# Task prompt
Drop every picture, then transcribe the remaining data exactly.

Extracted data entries
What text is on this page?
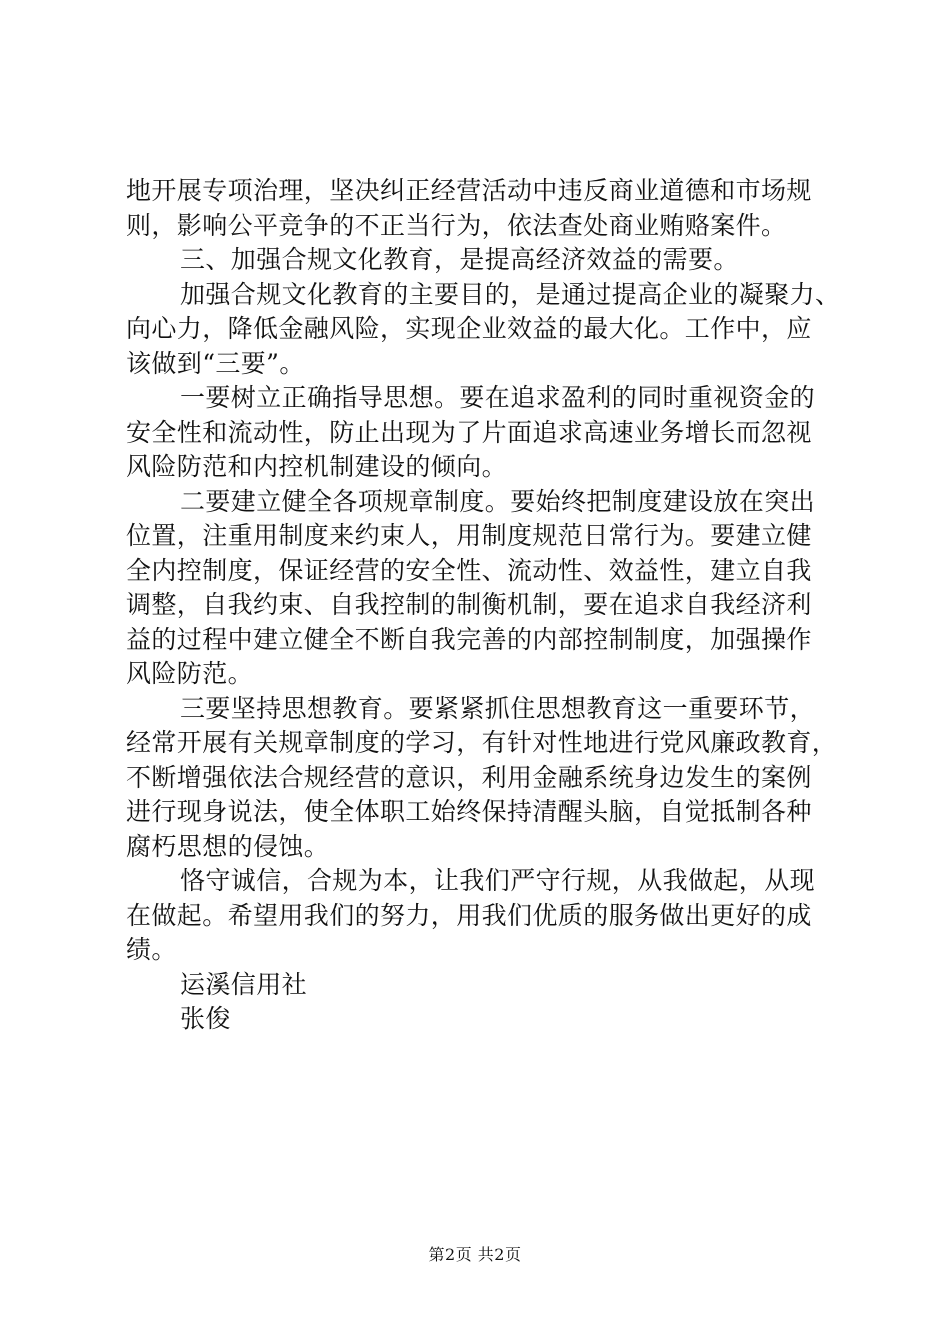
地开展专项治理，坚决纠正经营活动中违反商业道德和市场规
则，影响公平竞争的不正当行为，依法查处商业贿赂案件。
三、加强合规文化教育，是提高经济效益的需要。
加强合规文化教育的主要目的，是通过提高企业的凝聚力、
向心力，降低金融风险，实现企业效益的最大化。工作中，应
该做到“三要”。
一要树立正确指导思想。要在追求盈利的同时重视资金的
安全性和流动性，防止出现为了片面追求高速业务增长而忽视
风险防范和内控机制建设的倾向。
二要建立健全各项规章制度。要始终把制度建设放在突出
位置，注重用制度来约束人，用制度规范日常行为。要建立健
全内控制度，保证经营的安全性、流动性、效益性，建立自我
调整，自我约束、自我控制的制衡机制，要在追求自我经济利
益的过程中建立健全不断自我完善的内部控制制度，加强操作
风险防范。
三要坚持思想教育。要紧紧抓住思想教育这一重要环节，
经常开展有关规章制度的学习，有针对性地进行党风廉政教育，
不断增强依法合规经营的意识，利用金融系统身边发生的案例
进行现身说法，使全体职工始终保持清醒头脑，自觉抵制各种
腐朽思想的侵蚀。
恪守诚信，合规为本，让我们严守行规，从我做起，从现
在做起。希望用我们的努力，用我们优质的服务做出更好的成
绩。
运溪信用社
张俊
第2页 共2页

# Task answer
What text is on this page?
地开展专项治理，坚决纠正经营活动中违反商业道德和市场规
则，影响公平竞争的不正当行为，依法查处商业贿赂案件。
三、加强合规文化教育，是提高经济效益的需要。
加强合规文化教育的主要目的，是通过提高企业的凝聚力、
向心力，降低金融风险，实现企业效益的最大化。工作中，应
该做到“三要”。
一要树立正确指导思想。要在追求盈利的同时重视资金的
安全性和流动性，防止出现为了片面追求高速业务增长而忽视
风险防范和内控机制建设的倾向。
二要建立健全各项规章制度。要始终把制度建设放在突出
位置，注重用制度来约束人，用制度规范日常行为。要建立健
全内控制度，保证经营的安全性、流动性、效益性，建立自我
调整，自我约束、自我控制的制衡机制，要在追求自我经济利
益的过程中建立健全不断自我完善的内部控制制度，加强操作
风险防范。
三要坚持思想教育。要紧紧抓住思想教育这一重要环节，
经常开展有关规章制度的学习，有针对性地进行党风廉政教育，
不断增强依法合规经营的意识，利用金融系统身边发生的案例
进行现身说法，使全体职工始终保持清醒头脑，自觉抵制各种
腐朽思想的侵蚀。
恪守诚信，合规为本，让我们严守行规，从我做起，从现
在做起。希望用我们的努力，用我们优质的服务做出更好的成
绩。
运溪信用社
张俊
第2页 共2页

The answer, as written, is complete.